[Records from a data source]
* * *
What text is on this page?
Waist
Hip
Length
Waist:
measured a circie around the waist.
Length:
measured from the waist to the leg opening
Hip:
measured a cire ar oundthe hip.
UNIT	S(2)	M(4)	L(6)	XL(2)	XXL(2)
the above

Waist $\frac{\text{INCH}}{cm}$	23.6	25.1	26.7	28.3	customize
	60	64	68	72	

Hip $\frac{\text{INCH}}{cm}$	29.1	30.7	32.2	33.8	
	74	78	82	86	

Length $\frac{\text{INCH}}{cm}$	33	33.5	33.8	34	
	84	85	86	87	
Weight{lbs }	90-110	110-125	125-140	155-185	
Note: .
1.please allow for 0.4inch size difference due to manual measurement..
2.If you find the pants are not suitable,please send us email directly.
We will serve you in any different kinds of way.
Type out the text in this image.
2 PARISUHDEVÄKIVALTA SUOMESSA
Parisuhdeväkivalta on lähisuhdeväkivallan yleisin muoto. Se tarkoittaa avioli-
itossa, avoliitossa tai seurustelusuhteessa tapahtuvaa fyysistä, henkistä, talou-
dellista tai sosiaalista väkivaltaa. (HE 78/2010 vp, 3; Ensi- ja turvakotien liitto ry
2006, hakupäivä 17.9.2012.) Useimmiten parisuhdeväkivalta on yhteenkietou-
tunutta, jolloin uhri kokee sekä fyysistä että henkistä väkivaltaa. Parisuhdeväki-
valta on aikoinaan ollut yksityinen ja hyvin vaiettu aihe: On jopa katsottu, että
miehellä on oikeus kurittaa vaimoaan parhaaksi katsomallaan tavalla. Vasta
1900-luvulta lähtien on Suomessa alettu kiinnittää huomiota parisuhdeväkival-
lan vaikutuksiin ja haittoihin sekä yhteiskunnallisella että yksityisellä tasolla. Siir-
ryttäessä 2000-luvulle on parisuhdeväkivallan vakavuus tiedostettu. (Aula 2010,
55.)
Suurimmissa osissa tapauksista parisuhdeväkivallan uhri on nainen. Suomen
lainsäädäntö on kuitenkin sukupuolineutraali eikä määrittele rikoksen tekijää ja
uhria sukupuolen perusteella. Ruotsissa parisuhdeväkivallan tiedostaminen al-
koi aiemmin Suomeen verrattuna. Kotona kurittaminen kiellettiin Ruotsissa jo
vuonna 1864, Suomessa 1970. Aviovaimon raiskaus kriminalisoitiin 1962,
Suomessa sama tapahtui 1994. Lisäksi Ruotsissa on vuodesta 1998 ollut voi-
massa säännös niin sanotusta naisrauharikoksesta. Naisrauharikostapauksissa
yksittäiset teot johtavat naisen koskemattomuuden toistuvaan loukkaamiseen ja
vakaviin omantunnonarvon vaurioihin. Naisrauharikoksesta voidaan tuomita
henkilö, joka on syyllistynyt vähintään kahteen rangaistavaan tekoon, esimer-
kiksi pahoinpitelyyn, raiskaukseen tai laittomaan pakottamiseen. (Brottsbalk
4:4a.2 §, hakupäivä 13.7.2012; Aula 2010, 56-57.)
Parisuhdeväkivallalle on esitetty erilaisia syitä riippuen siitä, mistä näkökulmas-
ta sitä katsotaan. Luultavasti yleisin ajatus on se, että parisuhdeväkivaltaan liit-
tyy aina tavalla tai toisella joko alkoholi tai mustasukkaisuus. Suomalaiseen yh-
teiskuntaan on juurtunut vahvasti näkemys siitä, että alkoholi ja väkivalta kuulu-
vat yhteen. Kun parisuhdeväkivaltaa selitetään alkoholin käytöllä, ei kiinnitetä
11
* * *
__CHALLENGE__: Look through the records and gather each line with the word "please".

__CORRECT OUTPUT__:
1.please allow for 0.4inch size difference due to manual measurement..
2.If you find the pants are not suitable,please send us email directly.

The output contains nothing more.